### ZIEL
Gib den Text über Klassiker des Art déco unten vollständig und Wort für Wort wieder.
=== TEXT ===
Espressokanne und Glastisch: Klassiker des Art déco
Leipzig (dpa/tmn) - Design verändert sich ständig. Aber viele Möbel aus früheren Zeiten und Stilepochen sind heute noch gefragt. Häufig hat man unwissentlich einen Klassiker oder eine Nachbildung zu Hause.
Der Schlager des Art déco ist die achteckige Espressokanne.
Nach dem Ersten Weltkrieg haben sich die Menschen nach Luxus gesehnt. Die Prunk gewohnten Reichen wollten die Veränderungen der Zeit nicht erkennen. „Art déco war der Stil einer internationalen Elite, die die großen sozialen Umbrüche jener Zeit negierte“, sagt Prof. Sabine Schulze, Direktorin des Hamburger Museums für Kunst und Gewerbe. Die Schicht umgab sich mit geradlinigen Gegenständen, die sich am Klassizismus und an der Antike orientierten.
=== DATEN ===
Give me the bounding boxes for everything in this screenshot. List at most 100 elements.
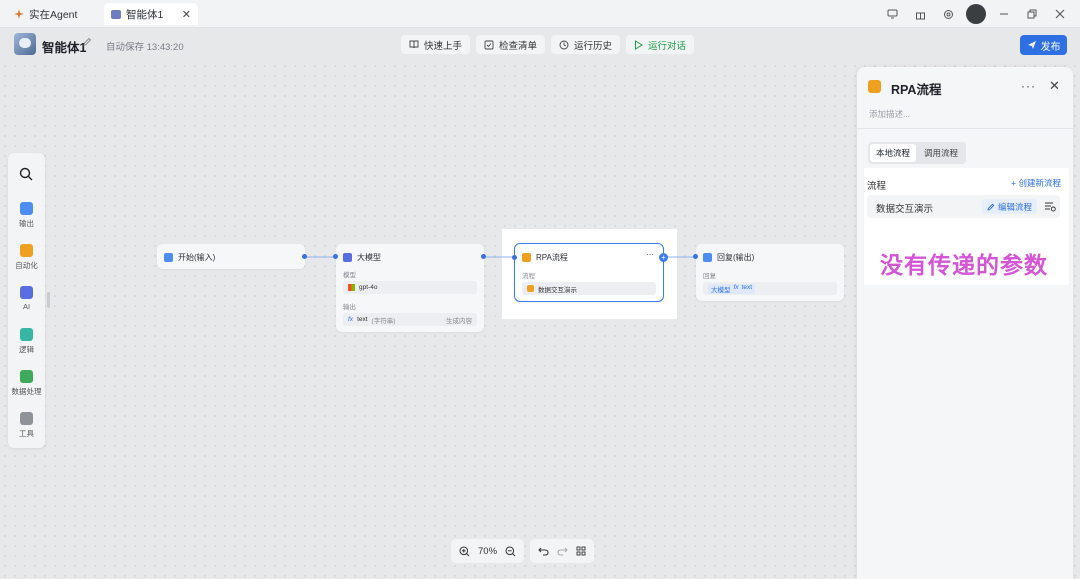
llm-output-type: (字符串) [371,317,396,325]
user-avatar[interactable] [966,4,986,24]
run-history-label: 运行历史 [574,40,613,52]
rpa-input-port[interactable] [512,255,517,260]
flow-source-tabs: 本地流程 调用流程 [868,142,967,164]
reply-content-field[interactable]: 大模型 fx text [703,282,837,295]
rail-item-logic[interactable]: 逻辑 [8,328,45,355]
node-palette-rail: 输出 自动化 AI 逻辑 数据处理 工具 [8,153,45,448]
edit-flow-button[interactable]: 编辑流程 [982,199,1038,214]
fx-icon: fx [348,316,354,323]
description-input[interactable]: 添加描述... [869,108,910,120]
close-panel-icon[interactable]: ✕ [1049,78,1060,94]
app-tab-label: 实在Agent [29,8,78,21]
rpa-flow-value: 数据交互演示 [538,286,577,294]
rail-resize-handle[interactable] [47,292,50,308]
close-window-icon[interactable] [1050,4,1070,24]
app-logo-icon [14,9,24,19]
run-history-button[interactable]: 运行历史 [551,35,621,54]
rpa-node-more-icon[interactable]: ··· [646,250,654,259]
flow-settings-icon[interactable] [1044,201,1056,212]
edit-flow-label: 编辑流程 [998,201,1033,212]
flow-section-label: 流程 [867,181,887,192]
rail-item-label: 自动化 [15,261,38,270]
document-tab[interactable]: 智能体1 ✕ [104,3,198,25]
reply-tag-source: 大模型 [711,286,731,294]
llm-input-port[interactable] [333,254,338,259]
ai-icon [20,286,33,299]
rpa-flow-field[interactable]: 数据交互演示 [522,282,656,295]
flow-section: 流程 + 创建新流程 数据交互演示 编辑流程 没有传递的参数 [864,168,1069,285]
openai-icon [348,284,355,291]
settings-icon[interactable] [938,4,958,24]
selected-flow-row[interactable]: 数据交互演示 编辑流程 [867,195,1060,218]
llm-model-field[interactable]: gpt-4o [343,281,477,294]
autosave-status: 自动保存 13:43:20 [106,42,184,53]
logic-icon [20,328,33,341]
history-icon [559,40,569,49]
undo-icon[interactable] [538,546,549,556]
app-tab[interactable]: 实在Agent [6,3,85,25]
edit-name-icon[interactable] [82,37,92,50]
llm-model-value: gpt-4o [359,284,378,291]
publish-button[interactable]: 发布 [1020,35,1067,55]
history-control [530,539,595,563]
node-start[interactable]: 开始(输入) [157,244,307,269]
selected-flow-name: 数据交互演示 [876,204,934,215]
checklist-icon [484,40,494,49]
rail-item-output[interactable]: 输出 [8,202,45,229]
tools-icon [20,412,33,425]
reply-tag-fx: fx [733,283,739,291]
send-icon [1027,41,1036,49]
rpa-icon [868,80,881,93]
agent-name: 智能体1 [42,41,87,55]
output-icon [20,202,33,215]
rail-item-label: 工具 [19,429,34,438]
node-rpa[interactable]: RPA流程 ··· 流程 数据交互演示 [512,243,664,302]
reply-variable-tag: 大模型 fx text [708,283,756,294]
rail-item-ai[interactable]: AI [8,286,45,311]
create-new-flow-link[interactable]: + 创建新流程 [1011,177,1061,189]
zoom-control: 70% [451,539,525,563]
rail-item-tools[interactable]: 工具 [8,412,45,439]
run-dialog-button[interactable]: 运行对话 [626,35,695,54]
tab-call-flow[interactable]: 调用流程 [918,144,964,162]
redo-icon[interactable] [557,546,568,556]
quick-start-label: 快速上手 [424,40,463,52]
reply-node-title: 回复(输出) [717,253,755,262]
zoom-in-icon[interactable] [459,546,470,557]
checklist-label: 检查清单 [499,40,538,52]
checklist-button[interactable]: 检查清单 [476,35,546,54]
close-tab-icon[interactable]: ✕ [182,8,191,21]
reply-node-icon [703,253,712,262]
reply-label: 回复 [703,273,716,280]
publish-label: 发布 [1040,41,1061,53]
rail-item-automation[interactable]: 自动化 [8,244,45,271]
agent-avatar[interactable] [14,33,36,55]
search-icon[interactable] [19,167,33,181]
tab-local-flow[interactable]: 本地流程 [870,144,917,162]
layout-grid-icon[interactable] [576,546,586,556]
node-llm[interactable]: 大模型 模型 gpt-4o 输出 fx text (字符串) 生成内容 [333,244,486,332]
quick-start-button[interactable]: 快速上手 [401,35,471,54]
minimize-icon[interactable] [994,4,1014,24]
rail-item-label: AI [22,302,31,311]
start-output-port[interactable] [302,254,307,259]
node-reply[interactable]: 回复(输出) 回复 大模型 fx text [693,244,844,301]
more-icon[interactable]: ··· [1021,79,1036,93]
restore-icon[interactable] [1022,4,1042,24]
zoom-level: 70% [478,545,498,557]
llm-output-field: fx text (字符串) 生成内容 [343,313,477,326]
play-icon [635,39,644,50]
monitor-icon[interactable] [882,4,902,24]
llm-output-var: text [357,316,368,323]
reply-input-port[interactable] [693,254,698,259]
data-processing-icon [20,370,33,383]
no-params-annotation: 没有传递的参数 [880,252,1048,278]
zoom-out-icon[interactable] [505,546,516,557]
gift-icon[interactable] [910,4,930,24]
rpa-node-icon [522,253,531,262]
llm-output-port[interactable] [481,254,486,259]
rpa-flow-icon [527,285,534,292]
add-node-plus-icon[interactable]: + [659,253,668,262]
rpa-flow-label: 流程 [522,273,535,280]
rail-item-data-processing[interactable]: 数据处理 [8,370,45,397]
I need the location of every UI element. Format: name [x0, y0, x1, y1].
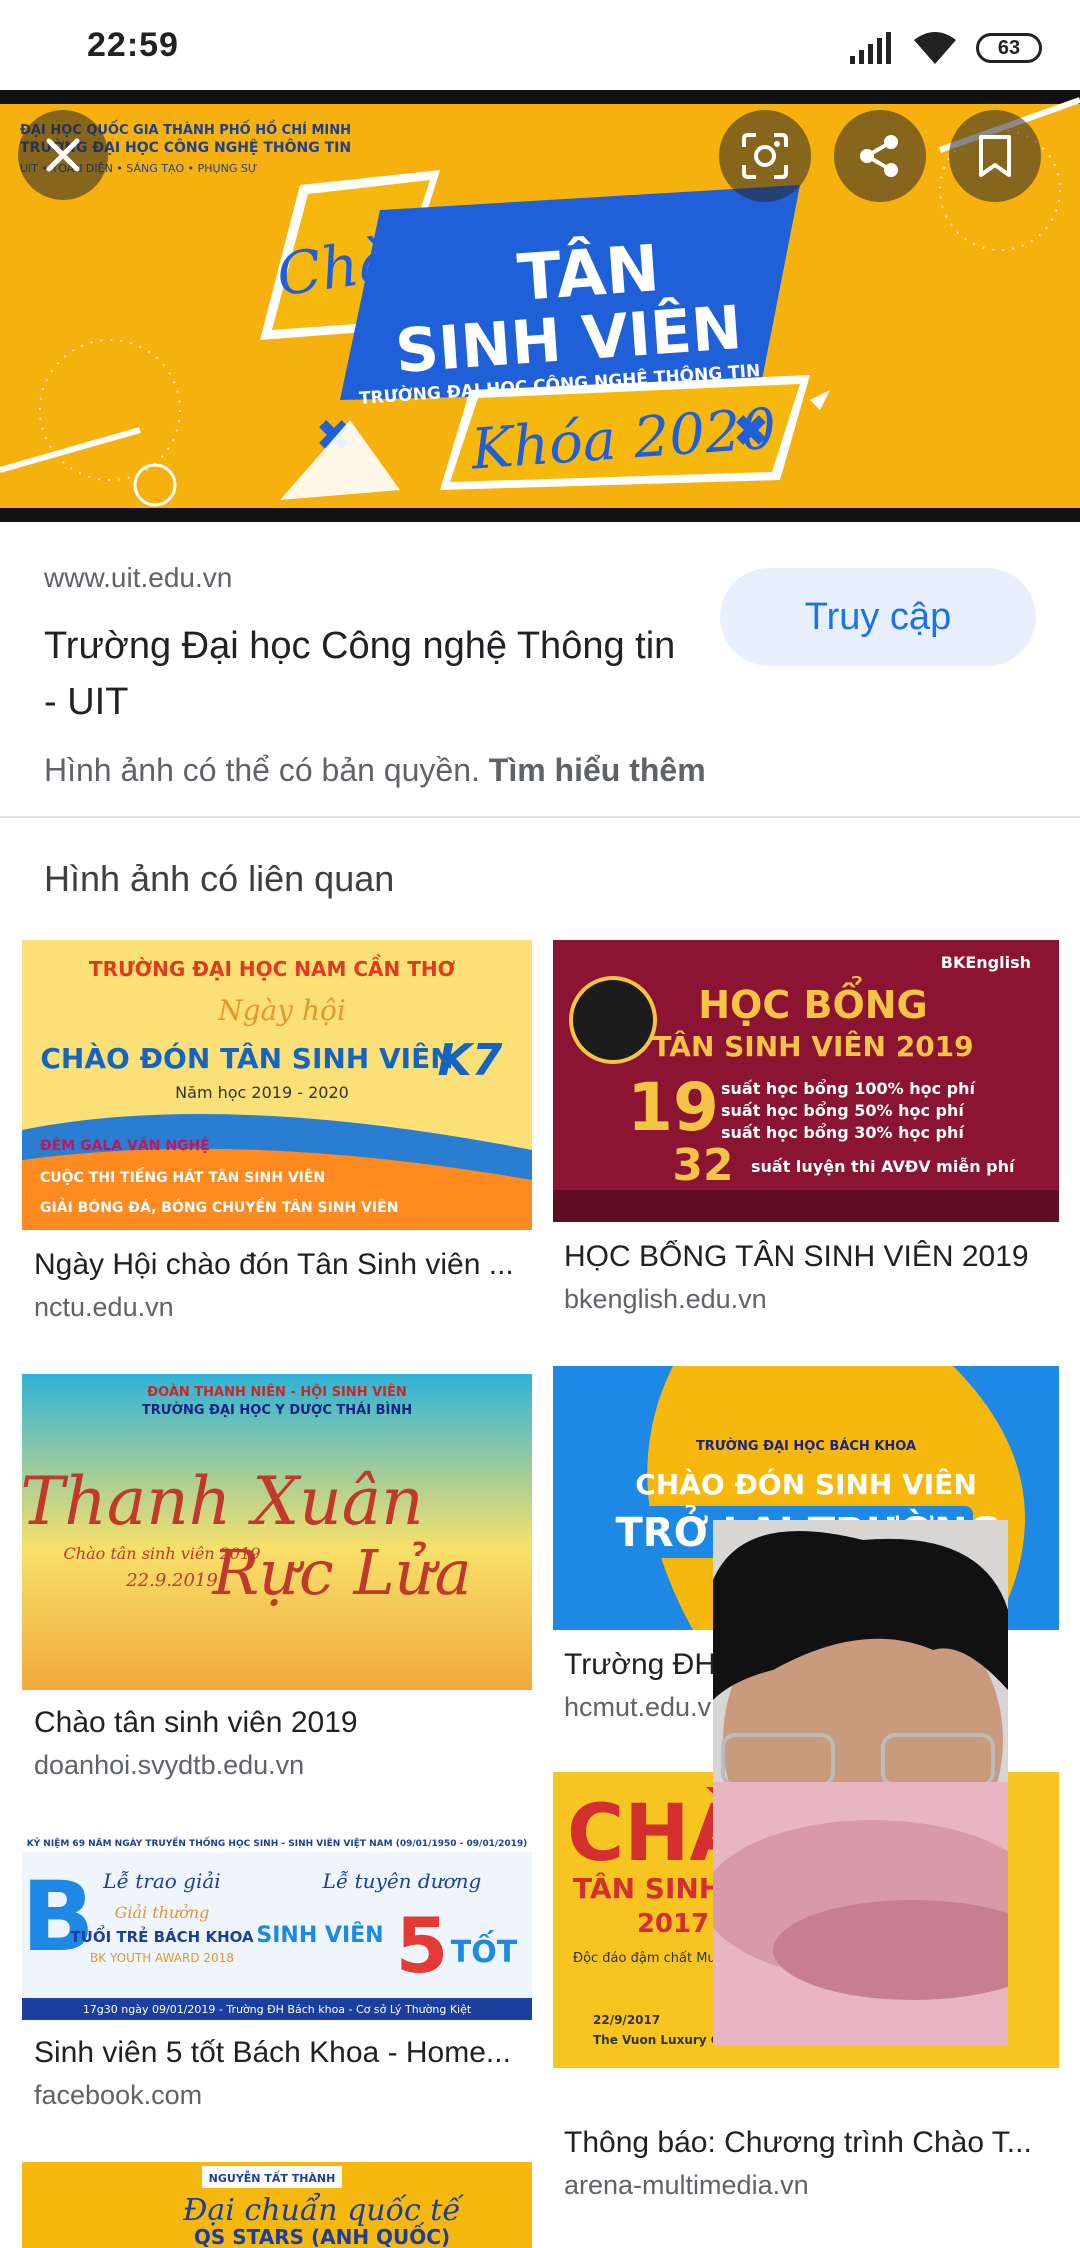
signal-icon — [850, 32, 891, 64]
thumb-text: TRƯỜNG ĐẠI HỌC NAM CẦN THƠ — [89, 955, 456, 981]
copyright-notice: Hình ảnh có thể có bản quyền. Tìm hiểu t… — [44, 752, 706, 789]
thumb-text: Lễ trao giải — [102, 1869, 220, 1893]
hero-image[interactable]: Chào TÂN SINH VIÊN TRƯỜNG ĐẠI HỌC CÔNG N… — [0, 90, 1080, 522]
camera-overlay[interactable] — [713, 1520, 1008, 2046]
visit-button[interactable]: Truy cập — [720, 568, 1036, 666]
lens-button[interactable] — [719, 110, 811, 202]
thumb-text: TÂN SINH VIÊN 2019 — [652, 1029, 973, 1063]
thumb-text: 5 — [396, 1901, 449, 1990]
result-domain[interactable]: www.uit.edu.vn — [44, 562, 232, 594]
thumb-text: suất luyện thi AVĐV miễn phí — [751, 1157, 1016, 1176]
thumb-text: 22/9/2017 — [593, 2013, 660, 2027]
result-title[interactable]: Trường Đại học Công nghệ Thông tin - UIT — [44, 618, 684, 730]
related-caption: Ngày Hội chào đón Tân Sinh viên ... — [34, 1248, 514, 1281]
thumb-text: SINH VIÊN — [256, 1922, 383, 1948]
thumb-text: HỌC BỔNG — [698, 977, 927, 1027]
save-button[interactable] — [949, 110, 1041, 202]
divider — [0, 816, 1080, 818]
thumb-text: NGUYỄN TẤT THÀNH — [209, 2170, 336, 2185]
thumb-text: TUỔI TRẺ BÁCH KHOA — [70, 1924, 254, 1946]
related-source: hcmut.edu.vn — [564, 1692, 727, 1722]
thumb-text: TRƯỜNG ĐẠI HỌC Y DƯỢC THÁI BÌNH — [142, 1402, 412, 1418]
thumb-text: TRƯỜNG ĐẠI HỌC BÁCH KHOA — [696, 1438, 916, 1454]
related-caption: HỌC BỔNG TÂN SINH VIÊN 2019 — [564, 1240, 1029, 1273]
thumb-text: BK YOUTH AWARD 2018 — [90, 1951, 234, 1965]
close-icon — [46, 138, 80, 172]
thumb-text: ĐÊM GALA VĂN NGHỆ — [40, 1136, 210, 1154]
thumb-text: CHÀO ĐÓN SINH VIÊN — [635, 1467, 977, 1501]
related-card[interactable]: TRƯỜNG ĐẠI HỌC NAM CẦN THƠ Ngày hội CHÀO… — [22, 940, 532, 1322]
related-caption: Chào tân sinh viên 2019 — [34, 1706, 358, 1739]
related-thumbnail: TRƯỜNG ĐẠI HỌC NAM CẦN THƠ Ngày hội CHÀO… — [22, 940, 532, 1230]
thumb-text: Năm học 2019 - 2020 — [175, 1083, 349, 1102]
related-thumbnail: ĐOÀN THANH NIÊN - HỘI SINH VIÊN TRƯỜNG Đ… — [22, 1374, 532, 1690]
related-heading: Hình ảnh có liên quan — [44, 858, 395, 899]
thumb-text: BKEnglish — [941, 953, 1031, 972]
related-thumbnail: KỶ NIỆM 69 NĂM NGÀY TRUYỀN THỐNG HỌC SIN… — [22, 1832, 532, 2020]
thumb-text: suất học bổng 30% học phí — [721, 1123, 965, 1142]
thumb-text: ĐOÀN THANH NIÊN - HỘI SINH VIÊN — [147, 1384, 407, 1400]
thumb-text: 2017 — [637, 1909, 709, 1939]
thumb-text: CUỘC THI TIẾNG HÁT TÂN SINH VIÊN — [40, 1167, 325, 1186]
lens-icon — [742, 133, 788, 179]
related-card[interactable]: ĐOÀN THANH NIÊN - HỘI SINH VIÊN TRƯỜNG Đ… — [22, 1374, 532, 1780]
thumb-text: Lễ tuyên dương — [322, 1869, 482, 1893]
related-source: arena-multimedia.vn — [564, 2170, 809, 2200]
thumb-text: QS STARS (ANH QUỐC) — [194, 2223, 450, 2248]
related-source: doanhoi.svydtb.edu.vn — [34, 1750, 305, 1780]
thumb-text: Giải thưởng — [115, 1903, 210, 1922]
related-source: nctu.edu.vn — [34, 1292, 174, 1322]
related-source: bkenglish.edu.vn — [564, 1284, 767, 1314]
thumb-text: Chào tân sinh viên 2019 — [64, 1544, 261, 1563]
svg-text:B: B — [22, 1861, 95, 1973]
related-caption: Sinh viên 5 tốt Bách Khoa - Home... — [34, 2036, 511, 2069]
thumb-text: GIẢI BÓNG ĐÁ, BÓNG CHUYỀN TÂN SINH VIÊN — [40, 1197, 398, 1216]
related-thumbnail: NGUYỄN TẤT THÀNH Đại chuẩn quốc tế QS ST… — [22, 2162, 532, 2248]
copyright-text: Hình ảnh có thể có bản quyền. — [44, 752, 480, 788]
thumb-text: 22.9.2019 — [125, 1570, 218, 1591]
related-card[interactable]: BKEnglish HỌC BỔNG TÂN SINH VIÊN 2019 19… — [553, 940, 1059, 1320]
thumb-text: CHÀO ĐÓN TÂN SINH VIÊN — [40, 1041, 453, 1075]
bookmark-icon — [979, 135, 1011, 177]
related-card[interactable]: KỶ NIỆM 69 NĂM NGÀY TRUYỀN THỐNG HỌC SIN… — [22, 1832, 532, 2132]
battery-level: 63 — [997, 36, 1021, 59]
related-caption: Thông báo: Chương trình Chào T... — [564, 2126, 1032, 2159]
related-card[interactable]: NGUYỄN TẤT THÀNH Đại chuẩn quốc tế QS ST… — [22, 2162, 532, 2248]
thumb-text: TỐT — [451, 1929, 518, 1970]
share-icon — [860, 135, 898, 177]
thumb-text: 19 — [627, 1069, 719, 1146]
learn-more-link[interactable]: Tìm hiểu thêm — [489, 752, 706, 788]
status-time: 22:59 — [87, 26, 179, 64]
thumb-text: 32 — [672, 1140, 733, 1191]
thumb-text: suất học bổng 100% học phí — [721, 1079, 977, 1098]
screen: { "status": {"time": "22:59", "battery":… — [0, 0, 1080, 2248]
thumb-text: K7 — [438, 1035, 503, 1086]
related-thumbnail: BKEnglish HỌC BỔNG TÂN SINH VIÊN 2019 19… — [553, 940, 1059, 1222]
thumb-text: Ngày hội — [217, 994, 346, 1027]
wifi-icon — [914, 32, 956, 64]
status-bar: 22:59 63 — [0, 0, 1080, 90]
thumb-text: Thanh Xuân — [22, 1463, 424, 1540]
related-source: facebook.com — [34, 2080, 203, 2110]
thumb-text: suất học bổng 50% học phí — [721, 1101, 965, 1120]
share-button[interactable] — [834, 110, 926, 202]
camera-preview — [713, 1520, 1008, 2046]
thumb-text: Đại chuẩn quốc tế — [182, 2192, 464, 2228]
status-icons: 63 — [848, 28, 1042, 68]
battery-icon: 63 — [976, 33, 1042, 63]
thumb-text: 17g30 ngày 09/01/2019 - Trường ĐH Bách k… — [83, 2003, 472, 2016]
close-button[interactable] — [18, 110, 108, 200]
===
### LÖSUNG
Espressokanne und Glastisch: Klassiker des Art déco
Leipzig (dpa/tmn) - Design verändert sich ständig. Aber viele Möbel aus früheren Zeiten und Stilepochen sind heute noch gefragt. Häufig hat man unwissentlich einen Klassiker oder eine Nachbildung zu Hause.
Der Schlager des Art déco ist die achteckige Espressokanne.
Nach dem Ersten Weltkrieg haben sich die Menschen nach Luxus gesehnt. Die Prunk gewohnten Reichen wollten die Veränderungen der Zeit nicht erkennen. „Art déco war der Stil einer internationalen Elite, die die großen sozialen Umbrüche jener Zeit negierte“, sagt Prof. Sabine Schulze, Direktorin des Hamburger Museums für Kunst und Gewerbe. Die Schicht umgab sich mit geradlinigen Gegenständen, die sich am Klassizismus und an der Antike orientierten.